** TO-DO LIST **
- 1) According to the FTAA text, in which city was the Second Summit of the Americas to be held?
- 2) Reproduce, verbatim, the lines of the entries from the line containing "path-prefix-button[interactable]: 경로명 앞에" to the line containing "add-prefix-button[interactable]: 앞이름 붙이기", including both.

** TEXT **
NAFTA also has meant a downward spiral for workers in the United States and Canada. In fact, we can see clearly now that the question being asked towards the beginning of the negotiations about which country would win and which would lose was not the correct one. The right one was: who in each country would win and who would lose. The answer today is evident: the transnationals along with a few local wealthy families have won while the working people from the three countries have lost.
To institute the FTAA the plan was to take the NAFTA model to a hemispheric level. Indeed NAFTA had hardly come into force in 1994 before the US went ahead with its strategy and called for the first Summit of the Americas to be held in Miami, in order to kick off the effort to get a Free Trade Agreement of the Americas (FTAA). In May of 1997 at the Trade Minister’s Summit in Belo Horizonte, Brazil, it became clear that this trade initiative would face challenges particularly from the subregional bloc known as Mercosur. Nevertheless, at this meeting there was agreement to hold the Second Summit of the Americas the following year in Santiago, Chile as the moment to formalize the start of negotiations for the FTAA.
The FTAA represented the strategic framework for the US to put together the pieces of the neoliberal puzzle that was already going forward in all corners of the continent. It was being designed and negotiated following a model that to one degree or other was to be followed by the different regional and world economic agreements: a) Following the dictates of the transnational corporations and the great powers while ignoring the real need for development and what it takes for countries to complement one another, b) Foregoing any real consultation with or input from society, that is to say in an entirely anti-democratic way, and c) Ignoring what has come to be called the Social Dimension, that is the inclusion of the protection or the satisfaction of the social needs and upholding of rights given the impact to be expected under this opening and form of integration.
The FTAA, in summary, proposed to impose on the continent an economic constitution under the hegemony of the US in the context of of its rivalry with other economic powers, to the detriment of peoples’ sovereignty and the social rights of the majority. The FTAA was nothing more than subordination for Latin America and the Caribbean in being integrated into the US economy with an indiscriminate ‘opening’ conferring no real advantages, and a downward trajectory for the conditions of life and work accruing from ‘standardization’ for the South as well as in the North.
How the struggle and the victory were built
a) The Hemispheric Social Alliance. It should be noted that it was also in Belo Horizonte in 1997 that a social process got under way that would end up becoming a formidable obstacle to US plans. In a completely unheard of way, some of the continent’s most important movements and social organizations gathered there and proposed a level of linkages that had been unthinkable earlier as part of the Forum Our America that was organized by the CUT, the Landless Workers Movement and Brazilian NGOs. This was a meeting that was held in parallel to an ORIT (Inter American Regional Workers Organization, now defunct) gathering, and that was, for the first time, open to unions not affiliated to the ORIT.
The NAFTA experience without a doubt had an impact not only because of the outcomes but also because of the weaving of social resistance networks. The pulling together of multisectoral networks in Canada, Mexico, and the United States to fight NAFTA, and the organized trinational actions suggested a model that could be followed to oppose the FTAA. In effect, it put on the agenda the potential and possibility of bringing together movements from north and south, that is to say a social alliance able to really operate at a continental level.

** PROVIDED RECORDS **
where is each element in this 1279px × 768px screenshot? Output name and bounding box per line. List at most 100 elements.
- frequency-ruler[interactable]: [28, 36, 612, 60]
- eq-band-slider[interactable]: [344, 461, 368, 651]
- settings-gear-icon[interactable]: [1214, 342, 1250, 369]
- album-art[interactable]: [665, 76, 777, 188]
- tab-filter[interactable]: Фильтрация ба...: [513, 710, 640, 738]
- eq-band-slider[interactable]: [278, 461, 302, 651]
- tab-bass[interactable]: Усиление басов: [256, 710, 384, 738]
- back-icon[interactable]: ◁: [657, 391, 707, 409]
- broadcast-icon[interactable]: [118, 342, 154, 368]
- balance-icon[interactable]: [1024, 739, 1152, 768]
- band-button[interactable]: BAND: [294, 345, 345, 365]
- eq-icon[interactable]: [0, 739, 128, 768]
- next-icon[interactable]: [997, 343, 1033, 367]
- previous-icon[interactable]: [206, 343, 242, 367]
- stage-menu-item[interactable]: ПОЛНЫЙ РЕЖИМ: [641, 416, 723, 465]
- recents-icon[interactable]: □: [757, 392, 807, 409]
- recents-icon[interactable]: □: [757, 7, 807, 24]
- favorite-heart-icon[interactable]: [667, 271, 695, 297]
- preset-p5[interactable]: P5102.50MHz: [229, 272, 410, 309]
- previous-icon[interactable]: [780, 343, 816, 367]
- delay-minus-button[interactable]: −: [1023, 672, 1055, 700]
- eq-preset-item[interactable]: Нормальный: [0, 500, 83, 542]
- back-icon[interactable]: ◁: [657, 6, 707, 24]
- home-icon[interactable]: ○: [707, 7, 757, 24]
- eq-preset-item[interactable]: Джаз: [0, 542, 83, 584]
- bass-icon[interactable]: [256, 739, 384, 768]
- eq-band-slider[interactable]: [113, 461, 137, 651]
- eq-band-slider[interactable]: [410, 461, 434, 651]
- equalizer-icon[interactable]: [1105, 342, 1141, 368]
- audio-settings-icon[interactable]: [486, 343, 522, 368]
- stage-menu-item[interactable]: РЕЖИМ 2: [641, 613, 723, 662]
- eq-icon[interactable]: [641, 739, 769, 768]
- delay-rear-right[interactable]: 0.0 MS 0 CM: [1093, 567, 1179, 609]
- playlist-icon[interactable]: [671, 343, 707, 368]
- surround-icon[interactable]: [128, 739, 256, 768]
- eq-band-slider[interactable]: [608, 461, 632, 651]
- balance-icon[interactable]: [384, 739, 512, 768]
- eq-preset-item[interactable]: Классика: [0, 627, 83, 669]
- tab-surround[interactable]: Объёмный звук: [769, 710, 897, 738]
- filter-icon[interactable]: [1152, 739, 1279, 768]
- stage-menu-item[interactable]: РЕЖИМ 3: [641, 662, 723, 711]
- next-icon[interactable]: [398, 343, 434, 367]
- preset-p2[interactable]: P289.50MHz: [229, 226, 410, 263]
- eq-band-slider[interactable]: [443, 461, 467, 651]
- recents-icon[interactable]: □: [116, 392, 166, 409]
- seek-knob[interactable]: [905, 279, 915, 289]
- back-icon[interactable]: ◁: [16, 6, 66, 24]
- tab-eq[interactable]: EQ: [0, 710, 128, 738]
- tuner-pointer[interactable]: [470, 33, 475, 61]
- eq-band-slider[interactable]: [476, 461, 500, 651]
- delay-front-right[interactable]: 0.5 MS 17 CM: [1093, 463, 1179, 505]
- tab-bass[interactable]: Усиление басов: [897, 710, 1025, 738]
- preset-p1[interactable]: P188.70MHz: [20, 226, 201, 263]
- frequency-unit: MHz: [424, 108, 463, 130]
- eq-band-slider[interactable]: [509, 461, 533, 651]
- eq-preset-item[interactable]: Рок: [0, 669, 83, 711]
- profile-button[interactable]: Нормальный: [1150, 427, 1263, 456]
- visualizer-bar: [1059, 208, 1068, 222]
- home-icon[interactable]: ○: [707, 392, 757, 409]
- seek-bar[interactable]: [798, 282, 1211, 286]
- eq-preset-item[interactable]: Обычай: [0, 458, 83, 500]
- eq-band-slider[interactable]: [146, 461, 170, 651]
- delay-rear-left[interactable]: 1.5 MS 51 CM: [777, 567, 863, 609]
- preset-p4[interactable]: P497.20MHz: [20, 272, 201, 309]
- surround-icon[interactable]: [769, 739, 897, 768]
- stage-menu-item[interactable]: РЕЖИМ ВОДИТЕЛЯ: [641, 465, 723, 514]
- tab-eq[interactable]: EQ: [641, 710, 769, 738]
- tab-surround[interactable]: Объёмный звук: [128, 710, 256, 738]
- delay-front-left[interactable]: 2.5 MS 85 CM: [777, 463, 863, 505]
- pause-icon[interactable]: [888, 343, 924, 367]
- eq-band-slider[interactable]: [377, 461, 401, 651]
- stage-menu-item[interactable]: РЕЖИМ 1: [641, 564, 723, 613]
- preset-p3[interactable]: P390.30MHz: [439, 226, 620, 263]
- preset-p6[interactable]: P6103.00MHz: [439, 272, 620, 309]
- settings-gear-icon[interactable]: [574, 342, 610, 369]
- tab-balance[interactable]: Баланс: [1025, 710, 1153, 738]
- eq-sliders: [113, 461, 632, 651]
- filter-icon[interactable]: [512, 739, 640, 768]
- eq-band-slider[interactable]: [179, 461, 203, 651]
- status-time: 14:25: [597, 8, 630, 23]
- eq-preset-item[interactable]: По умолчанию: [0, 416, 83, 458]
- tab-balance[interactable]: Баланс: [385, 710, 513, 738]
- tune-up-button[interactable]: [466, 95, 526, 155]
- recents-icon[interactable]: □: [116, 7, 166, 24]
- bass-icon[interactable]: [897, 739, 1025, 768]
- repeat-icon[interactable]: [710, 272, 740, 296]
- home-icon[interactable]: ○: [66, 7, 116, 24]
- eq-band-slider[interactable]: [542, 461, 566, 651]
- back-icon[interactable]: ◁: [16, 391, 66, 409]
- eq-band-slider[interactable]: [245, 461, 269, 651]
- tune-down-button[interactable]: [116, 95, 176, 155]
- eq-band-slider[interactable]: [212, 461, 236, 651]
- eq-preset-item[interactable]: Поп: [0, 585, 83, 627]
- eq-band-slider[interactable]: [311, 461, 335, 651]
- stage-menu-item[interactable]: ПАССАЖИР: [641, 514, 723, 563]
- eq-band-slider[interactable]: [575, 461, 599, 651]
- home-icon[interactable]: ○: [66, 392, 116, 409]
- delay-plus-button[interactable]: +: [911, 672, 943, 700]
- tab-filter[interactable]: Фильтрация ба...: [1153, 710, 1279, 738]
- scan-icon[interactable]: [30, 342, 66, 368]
==
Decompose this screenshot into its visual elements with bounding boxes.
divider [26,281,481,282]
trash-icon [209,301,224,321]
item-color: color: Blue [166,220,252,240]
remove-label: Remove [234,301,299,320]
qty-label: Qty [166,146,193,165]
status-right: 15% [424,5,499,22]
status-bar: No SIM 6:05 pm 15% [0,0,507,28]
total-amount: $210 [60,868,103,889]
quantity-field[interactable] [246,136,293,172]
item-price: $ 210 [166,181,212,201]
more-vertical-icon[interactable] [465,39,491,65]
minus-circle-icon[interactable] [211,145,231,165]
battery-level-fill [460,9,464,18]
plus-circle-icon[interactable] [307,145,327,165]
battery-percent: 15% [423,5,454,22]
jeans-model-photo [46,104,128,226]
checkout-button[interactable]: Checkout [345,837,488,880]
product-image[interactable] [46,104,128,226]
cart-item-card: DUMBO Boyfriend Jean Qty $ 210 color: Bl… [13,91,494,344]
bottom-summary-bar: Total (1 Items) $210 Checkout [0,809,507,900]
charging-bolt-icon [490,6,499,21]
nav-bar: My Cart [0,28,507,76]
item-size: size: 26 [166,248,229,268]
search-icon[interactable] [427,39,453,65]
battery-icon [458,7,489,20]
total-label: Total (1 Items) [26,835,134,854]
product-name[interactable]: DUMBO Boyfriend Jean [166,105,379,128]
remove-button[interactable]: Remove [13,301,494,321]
==
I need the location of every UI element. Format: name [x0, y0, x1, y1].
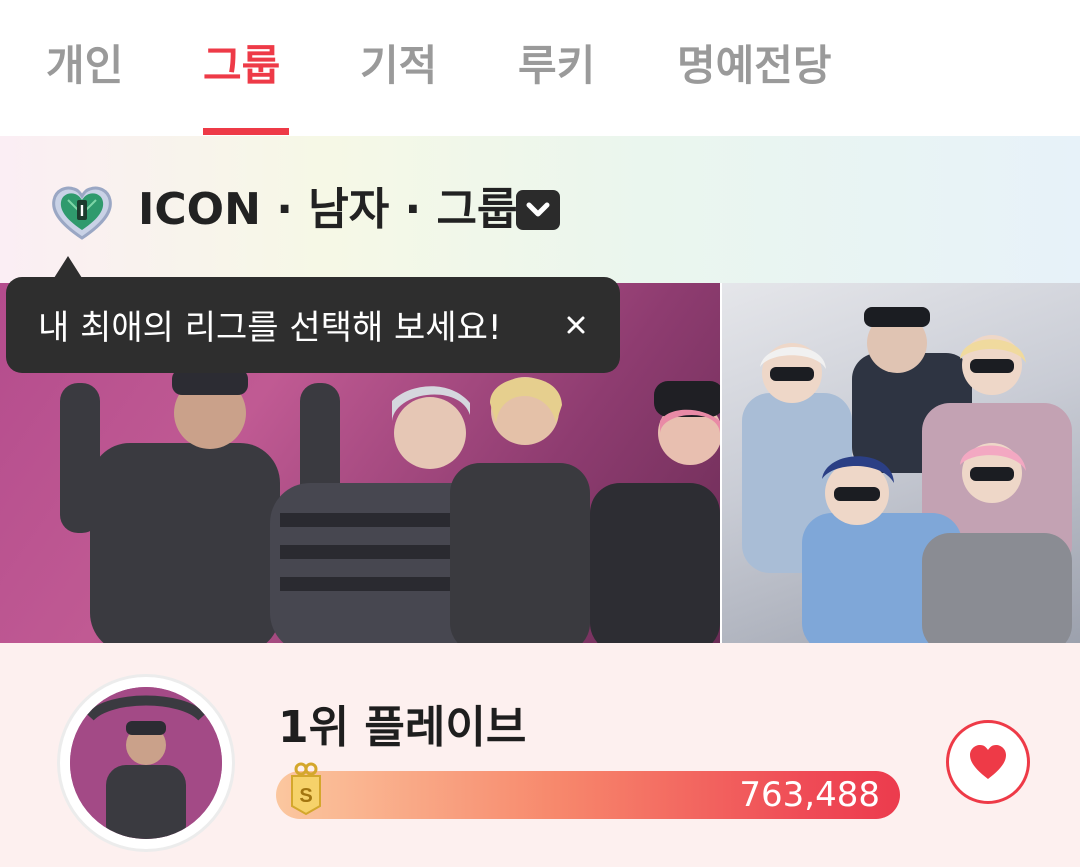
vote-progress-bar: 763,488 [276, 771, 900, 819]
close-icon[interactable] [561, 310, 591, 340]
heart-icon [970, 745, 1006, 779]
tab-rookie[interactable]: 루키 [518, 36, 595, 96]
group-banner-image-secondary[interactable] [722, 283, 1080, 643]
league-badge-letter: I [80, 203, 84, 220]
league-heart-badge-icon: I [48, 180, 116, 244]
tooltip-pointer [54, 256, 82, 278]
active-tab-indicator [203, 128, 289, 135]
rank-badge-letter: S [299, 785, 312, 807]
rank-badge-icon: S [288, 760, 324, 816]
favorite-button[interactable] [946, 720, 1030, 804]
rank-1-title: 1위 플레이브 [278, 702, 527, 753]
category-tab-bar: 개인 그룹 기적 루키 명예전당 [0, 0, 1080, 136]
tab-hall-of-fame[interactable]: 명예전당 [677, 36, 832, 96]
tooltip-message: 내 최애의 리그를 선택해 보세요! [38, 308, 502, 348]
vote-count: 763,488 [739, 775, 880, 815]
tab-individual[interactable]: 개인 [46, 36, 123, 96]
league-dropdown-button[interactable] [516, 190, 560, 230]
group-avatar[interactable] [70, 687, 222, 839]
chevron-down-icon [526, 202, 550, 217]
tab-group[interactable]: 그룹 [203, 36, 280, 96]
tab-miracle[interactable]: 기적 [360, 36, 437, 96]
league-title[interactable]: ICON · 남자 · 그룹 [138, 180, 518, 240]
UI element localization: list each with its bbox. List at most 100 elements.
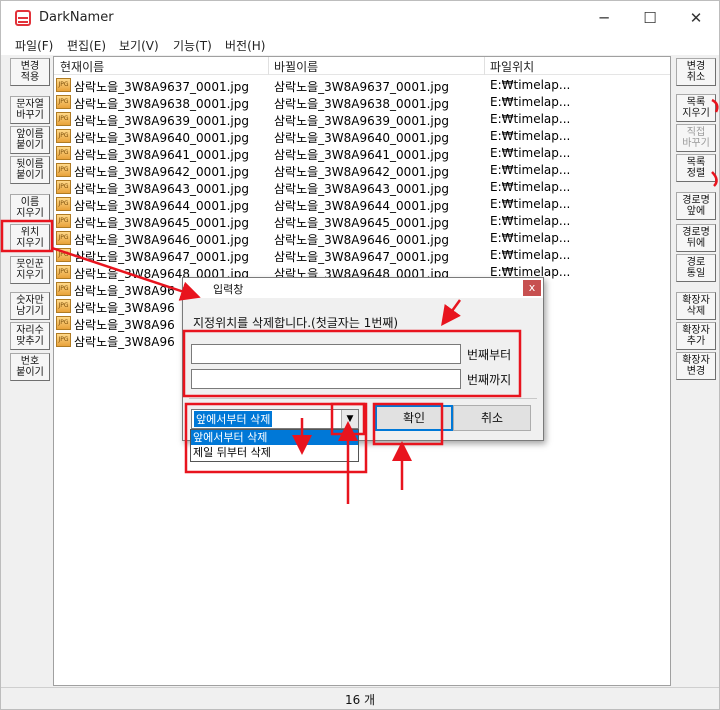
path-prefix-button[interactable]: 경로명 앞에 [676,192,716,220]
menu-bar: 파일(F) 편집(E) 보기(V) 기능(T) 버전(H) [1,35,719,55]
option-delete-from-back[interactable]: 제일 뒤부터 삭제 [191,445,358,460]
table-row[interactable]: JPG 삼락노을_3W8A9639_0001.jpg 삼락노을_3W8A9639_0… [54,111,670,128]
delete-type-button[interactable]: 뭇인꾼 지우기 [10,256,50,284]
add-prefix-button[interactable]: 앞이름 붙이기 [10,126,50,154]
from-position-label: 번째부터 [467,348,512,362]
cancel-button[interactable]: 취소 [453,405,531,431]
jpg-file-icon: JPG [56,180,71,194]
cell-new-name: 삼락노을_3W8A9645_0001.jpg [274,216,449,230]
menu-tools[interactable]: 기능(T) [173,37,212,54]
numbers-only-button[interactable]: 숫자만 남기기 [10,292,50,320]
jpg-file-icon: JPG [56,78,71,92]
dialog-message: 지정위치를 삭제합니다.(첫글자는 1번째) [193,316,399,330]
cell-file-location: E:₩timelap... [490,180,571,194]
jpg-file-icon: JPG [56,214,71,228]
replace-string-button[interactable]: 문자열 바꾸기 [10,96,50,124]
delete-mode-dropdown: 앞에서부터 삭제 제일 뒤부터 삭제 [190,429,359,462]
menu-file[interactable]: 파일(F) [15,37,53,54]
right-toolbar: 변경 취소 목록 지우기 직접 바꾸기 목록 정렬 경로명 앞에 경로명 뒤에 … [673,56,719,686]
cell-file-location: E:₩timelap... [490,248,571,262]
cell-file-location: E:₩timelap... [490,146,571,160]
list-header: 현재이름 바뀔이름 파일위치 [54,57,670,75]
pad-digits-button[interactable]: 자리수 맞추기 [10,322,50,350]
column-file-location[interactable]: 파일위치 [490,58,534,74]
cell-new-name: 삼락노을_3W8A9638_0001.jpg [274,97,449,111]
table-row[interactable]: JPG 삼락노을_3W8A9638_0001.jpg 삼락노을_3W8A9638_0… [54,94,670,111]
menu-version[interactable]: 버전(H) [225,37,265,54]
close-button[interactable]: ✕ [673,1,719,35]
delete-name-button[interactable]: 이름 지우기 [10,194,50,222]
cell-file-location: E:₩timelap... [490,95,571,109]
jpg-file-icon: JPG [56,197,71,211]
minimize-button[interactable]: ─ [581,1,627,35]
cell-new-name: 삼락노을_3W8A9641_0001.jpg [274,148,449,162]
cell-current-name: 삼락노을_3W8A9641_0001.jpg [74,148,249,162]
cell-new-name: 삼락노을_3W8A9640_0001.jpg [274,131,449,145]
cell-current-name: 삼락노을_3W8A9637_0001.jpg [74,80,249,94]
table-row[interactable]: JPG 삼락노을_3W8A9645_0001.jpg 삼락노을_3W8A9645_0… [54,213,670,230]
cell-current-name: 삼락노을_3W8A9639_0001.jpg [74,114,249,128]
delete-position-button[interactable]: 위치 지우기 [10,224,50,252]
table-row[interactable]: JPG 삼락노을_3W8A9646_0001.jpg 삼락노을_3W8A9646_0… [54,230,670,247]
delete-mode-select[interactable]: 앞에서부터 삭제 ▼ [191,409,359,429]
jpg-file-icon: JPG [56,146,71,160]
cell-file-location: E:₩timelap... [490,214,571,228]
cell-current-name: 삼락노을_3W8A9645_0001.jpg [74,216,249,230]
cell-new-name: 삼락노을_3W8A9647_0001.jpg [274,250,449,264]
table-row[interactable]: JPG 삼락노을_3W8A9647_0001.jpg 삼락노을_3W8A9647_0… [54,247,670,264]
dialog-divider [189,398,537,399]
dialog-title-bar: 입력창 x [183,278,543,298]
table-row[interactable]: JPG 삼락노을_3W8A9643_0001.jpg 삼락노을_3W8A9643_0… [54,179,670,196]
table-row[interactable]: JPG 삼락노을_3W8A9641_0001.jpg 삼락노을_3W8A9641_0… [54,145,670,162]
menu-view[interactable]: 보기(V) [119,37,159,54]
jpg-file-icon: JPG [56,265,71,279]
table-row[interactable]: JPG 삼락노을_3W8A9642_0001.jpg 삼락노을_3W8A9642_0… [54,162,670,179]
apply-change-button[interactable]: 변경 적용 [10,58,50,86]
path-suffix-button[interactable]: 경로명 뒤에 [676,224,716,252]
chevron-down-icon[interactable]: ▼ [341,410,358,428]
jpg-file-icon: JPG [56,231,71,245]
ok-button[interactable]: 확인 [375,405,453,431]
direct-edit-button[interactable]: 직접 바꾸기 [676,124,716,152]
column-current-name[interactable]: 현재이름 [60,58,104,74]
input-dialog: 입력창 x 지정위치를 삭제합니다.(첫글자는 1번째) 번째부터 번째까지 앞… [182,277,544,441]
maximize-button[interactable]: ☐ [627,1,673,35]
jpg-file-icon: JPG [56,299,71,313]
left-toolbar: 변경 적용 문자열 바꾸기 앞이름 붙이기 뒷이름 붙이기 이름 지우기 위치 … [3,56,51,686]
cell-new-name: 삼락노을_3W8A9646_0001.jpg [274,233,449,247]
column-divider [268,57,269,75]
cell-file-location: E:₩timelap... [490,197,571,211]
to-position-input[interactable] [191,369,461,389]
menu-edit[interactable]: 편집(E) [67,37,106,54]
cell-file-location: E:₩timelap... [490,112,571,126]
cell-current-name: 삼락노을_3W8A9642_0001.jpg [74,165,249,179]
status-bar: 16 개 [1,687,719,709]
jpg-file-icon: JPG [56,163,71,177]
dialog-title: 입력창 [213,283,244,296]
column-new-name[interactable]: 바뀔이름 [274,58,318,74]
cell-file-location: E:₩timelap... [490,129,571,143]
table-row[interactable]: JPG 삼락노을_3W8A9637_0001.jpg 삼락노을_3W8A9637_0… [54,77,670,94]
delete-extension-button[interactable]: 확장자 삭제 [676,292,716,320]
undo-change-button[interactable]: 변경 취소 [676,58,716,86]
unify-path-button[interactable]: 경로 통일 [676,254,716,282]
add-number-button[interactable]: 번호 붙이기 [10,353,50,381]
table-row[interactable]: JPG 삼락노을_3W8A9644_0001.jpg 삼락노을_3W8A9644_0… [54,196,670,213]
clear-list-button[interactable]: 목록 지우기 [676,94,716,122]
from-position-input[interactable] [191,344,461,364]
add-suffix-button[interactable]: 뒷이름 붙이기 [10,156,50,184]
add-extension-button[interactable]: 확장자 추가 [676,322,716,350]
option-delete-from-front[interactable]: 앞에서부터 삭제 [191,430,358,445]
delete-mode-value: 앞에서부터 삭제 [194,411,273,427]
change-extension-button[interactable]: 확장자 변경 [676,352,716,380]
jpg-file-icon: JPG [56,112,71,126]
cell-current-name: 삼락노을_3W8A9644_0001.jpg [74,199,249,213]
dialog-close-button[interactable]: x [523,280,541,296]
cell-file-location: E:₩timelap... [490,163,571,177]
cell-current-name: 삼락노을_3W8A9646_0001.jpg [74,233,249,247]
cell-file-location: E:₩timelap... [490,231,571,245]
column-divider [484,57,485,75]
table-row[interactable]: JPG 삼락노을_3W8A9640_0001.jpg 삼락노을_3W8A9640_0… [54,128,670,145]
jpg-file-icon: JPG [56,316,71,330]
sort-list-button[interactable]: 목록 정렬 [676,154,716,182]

** SOLUTIONS IN ORDER **
- 1) Santiago, Chile.

- 2)
path-prefix-button[interactable]: 경로명 앞에 [676,192,716,220]
menu-bar: 파일(F) 편집(E) 보기(V) 기능(T) 버전(H) [1,35,719,55]
option-delete-from-back[interactable]: 제일 뒤부터 삭제 [191,445,358,460]
table-row[interactable]: JPG 삼락노을_3W8A9639_0001.jpg 삼락노을_3W8A9639_0… [54,111,670,128]
delete-type-button[interactable]: 뭇인꾼 지우기 [10,256,50,284]
add-prefix-button[interactable]: 앞이름 붙이기 [10,126,50,154]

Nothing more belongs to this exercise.